EXCERPTED RECORDS:
-- Start --

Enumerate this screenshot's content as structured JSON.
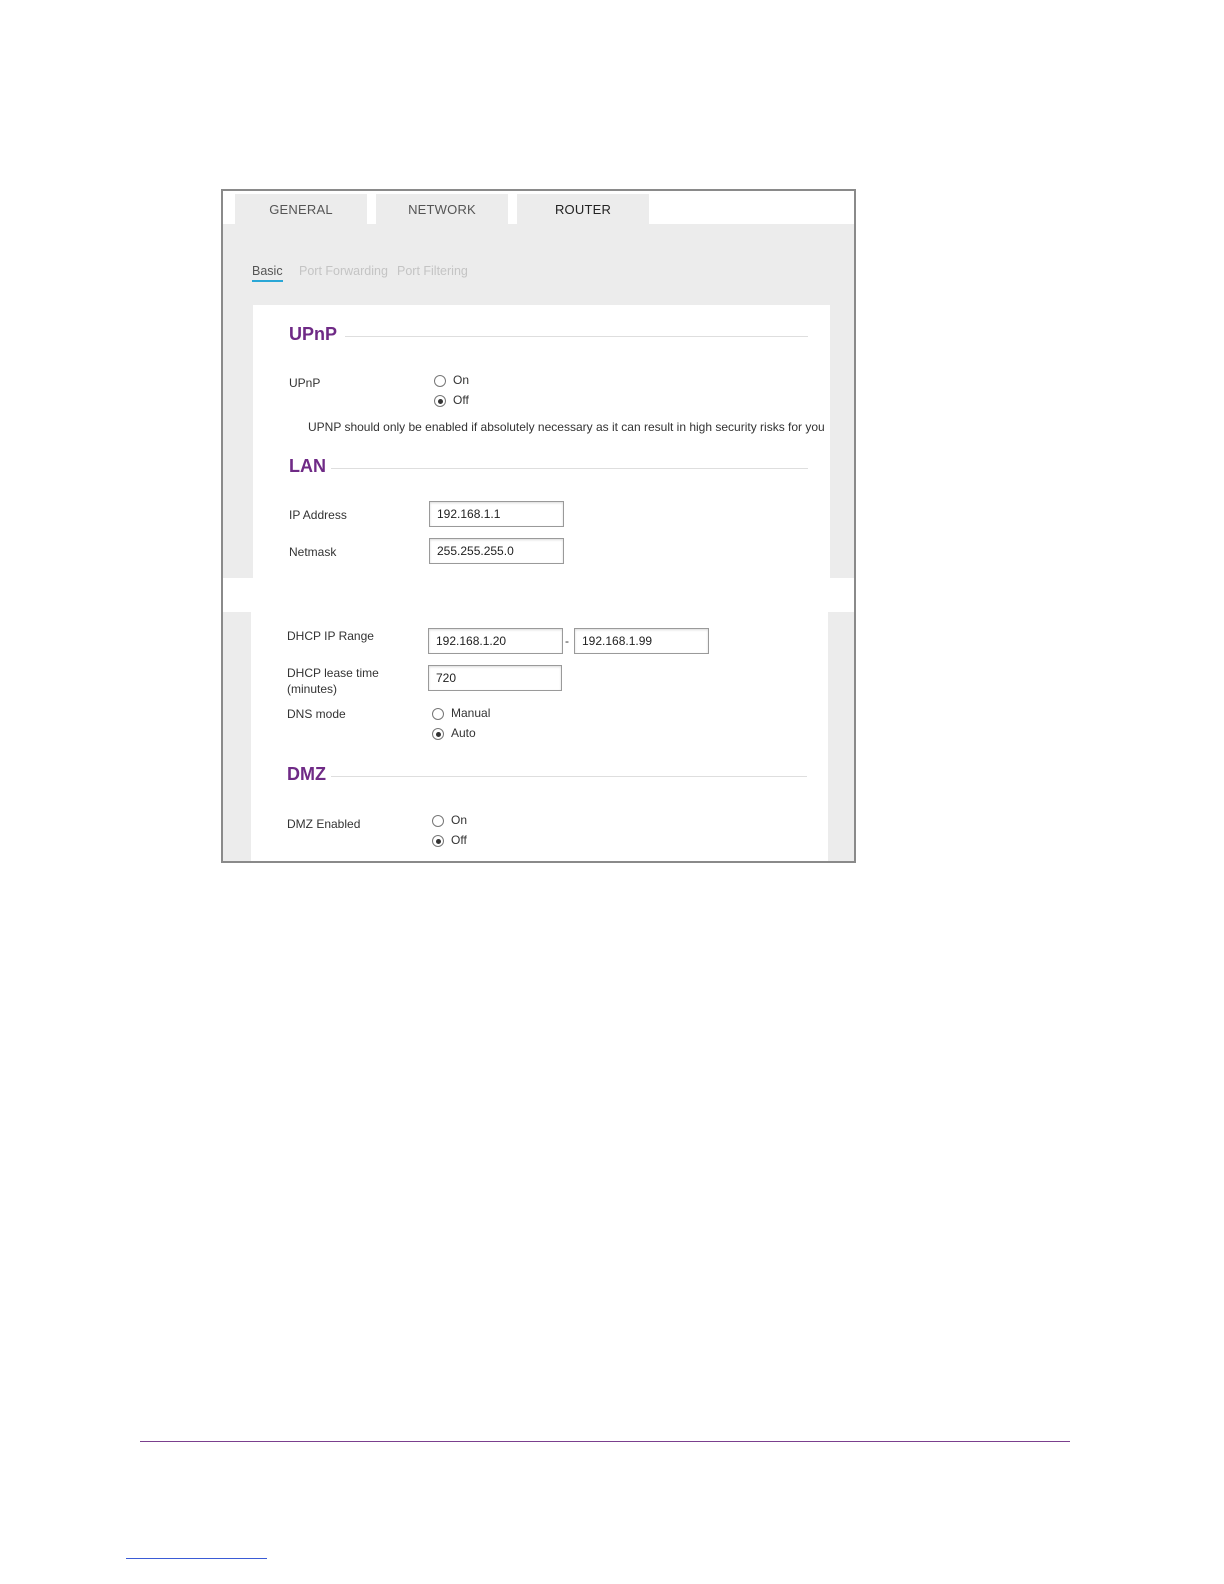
{
  "tabs": [
    "GENERAL",
    "NETWORK",
    "ROUTER"
  ],
  "subtabs": [
    "Basic",
    "Port Forwarding",
    "Port Filtering"
  ],
  "upnp": {
    "title": "UPnP",
    "label": "UPnP",
    "on_label": "On",
    "off_label": "Off",
    "selected": "Off",
    "note": "UPNP should only be enabled if absolutely necessary as it can result in high security risks for you"
  },
  "lan": {
    "title": "LAN",
    "ip_label": "IP Address",
    "ip_value": "192.168.1.1",
    "netmask_label": "Netmask",
    "netmask_value": "255.255.255.0",
    "dhcp_range_label": "DHCP IP Range",
    "dhcp_start": "192.168.1.20",
    "range_separator": "-",
    "dhcp_end": "192.168.1.99",
    "lease_label_line1": "DHCP lease time",
    "lease_label_line2": "(minutes)",
    "lease_value": "720",
    "dns_label": "DNS mode",
    "dns_manual": "Manual",
    "dns_auto": "Auto",
    "dns_selected": "Auto"
  },
  "dmz": {
    "title": "DMZ",
    "label": "DMZ Enabled",
    "on_label": "On",
    "off_label": "Off",
    "selected": "Off"
  },
  "colors": {
    "section_title": "#6f2a86",
    "active_underline": "#2aa7d6",
    "footer_rule": "#7b3f8e"
  }
}
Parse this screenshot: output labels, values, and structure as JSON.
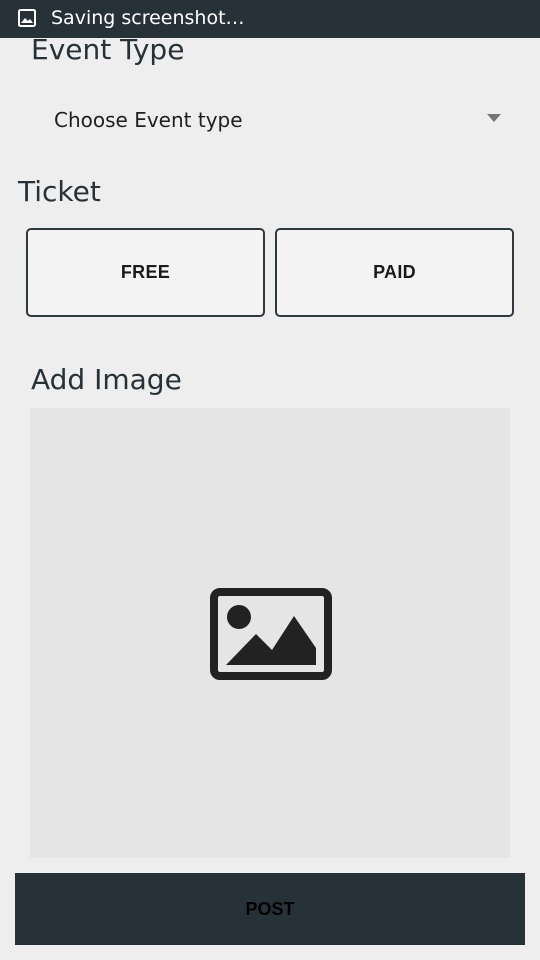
{
  "status_bar": {
    "notification_icon": "image-icon",
    "text": "Saving screenshot…"
  },
  "event_type": {
    "heading": "Event Type",
    "selected_value": "Choose Event type",
    "dropdown_icon": "dropdown-arrow-icon"
  },
  "ticket": {
    "heading": "Ticket",
    "free_label": "FREE",
    "paid_label": "PAID"
  },
  "add_image": {
    "heading": "Add Image",
    "placeholder_icon": "image-placeholder-icon"
  },
  "post": {
    "label": "POST"
  },
  "colors": {
    "status_bar": "#263238",
    "background": "#eeeeee",
    "image_area": "#e5e5e5",
    "post_button": "#263238"
  }
}
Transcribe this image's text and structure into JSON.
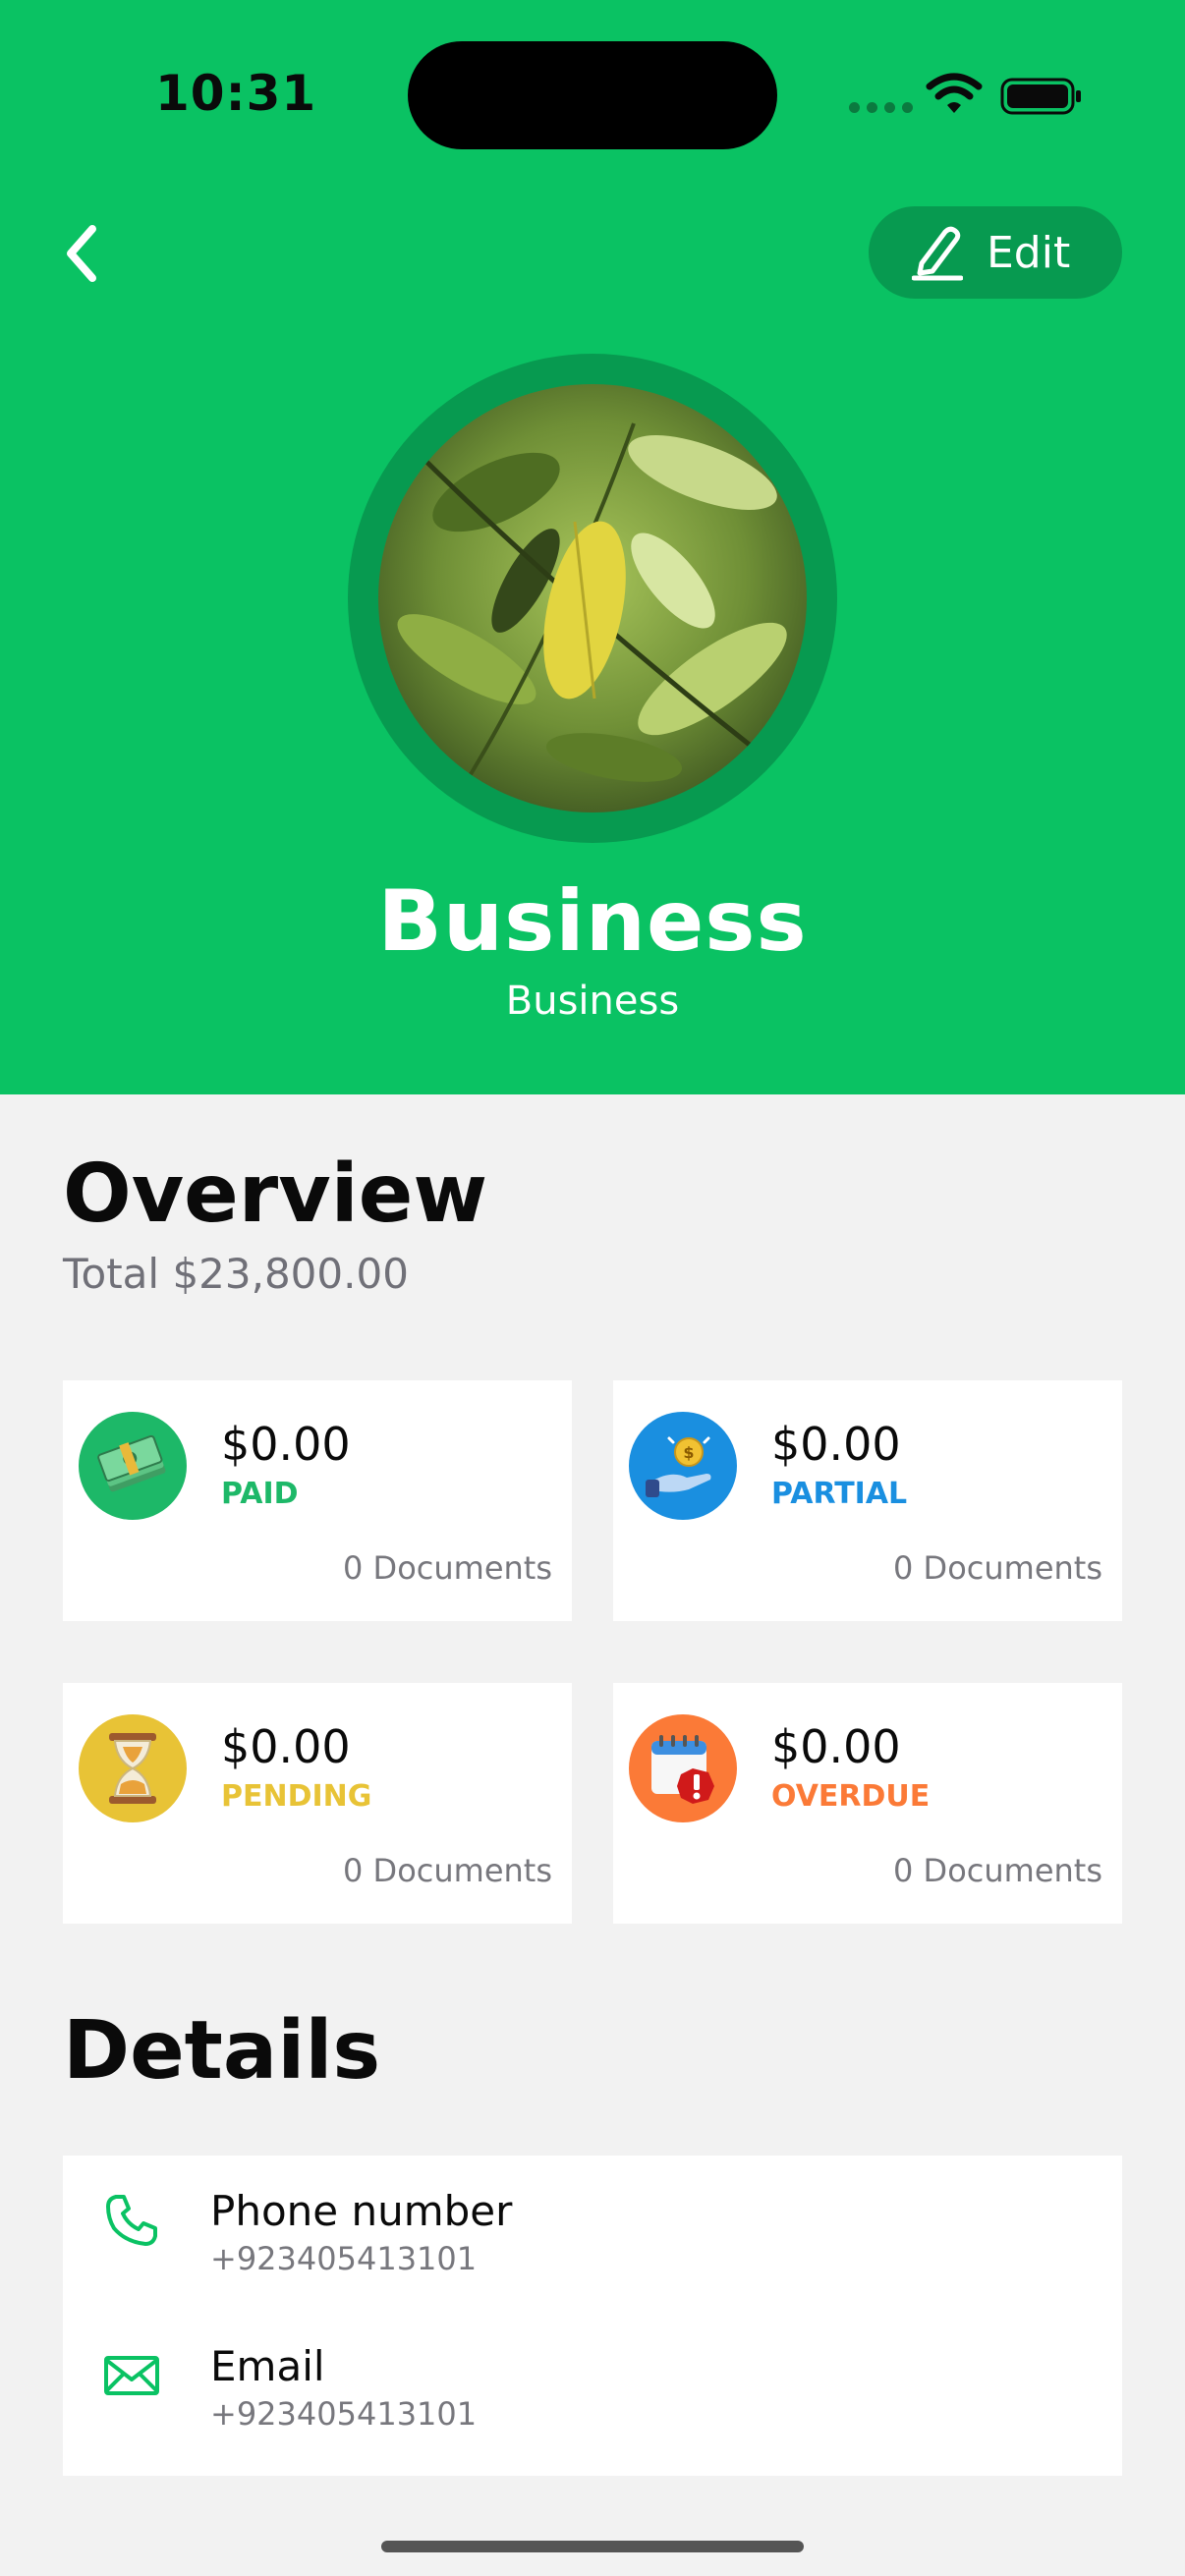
{
  "status_bar": {
    "time": "10:31"
  },
  "header": {
    "back_icon": "chevron-left-icon",
    "edit_label": "Edit",
    "edit_icon": "pencil-icon",
    "name": "Business",
    "subtitle": "Business",
    "brand_color": "#0ac263"
  },
  "overview": {
    "title": "Overview",
    "total": "Total $23,800.00",
    "cards": [
      {
        "amount": "$0.00",
        "status": "PAID",
        "documents": "0 Documents",
        "color": "#1db868",
        "icon": "cash-stack-icon"
      },
      {
        "amount": "$0.00",
        "status": "PARTIAL",
        "documents": "0 Documents",
        "color": "#1a8fe0",
        "icon": "hand-coin-icon"
      },
      {
        "amount": "$0.00",
        "status": "PENDING",
        "documents": "0 Documents",
        "color": "#e8c336",
        "icon": "hourglass-icon"
      },
      {
        "amount": "$0.00",
        "status": "OVERDUE",
        "documents": "0 Documents",
        "color": "#fb7a37",
        "icon": "calendar-alert-icon"
      }
    ]
  },
  "details": {
    "title": "Details",
    "rows": [
      {
        "label": "Phone number",
        "value": "+923405413101",
        "icon": "phone-icon"
      },
      {
        "label": "Email",
        "value": "+923405413101",
        "icon": "mail-icon"
      }
    ]
  }
}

-- End --

WRITTEN EXERCISE: Your answer should be a single number: how many lines in the data above include "JSON"?

OUTPUT OF THE TASK: 3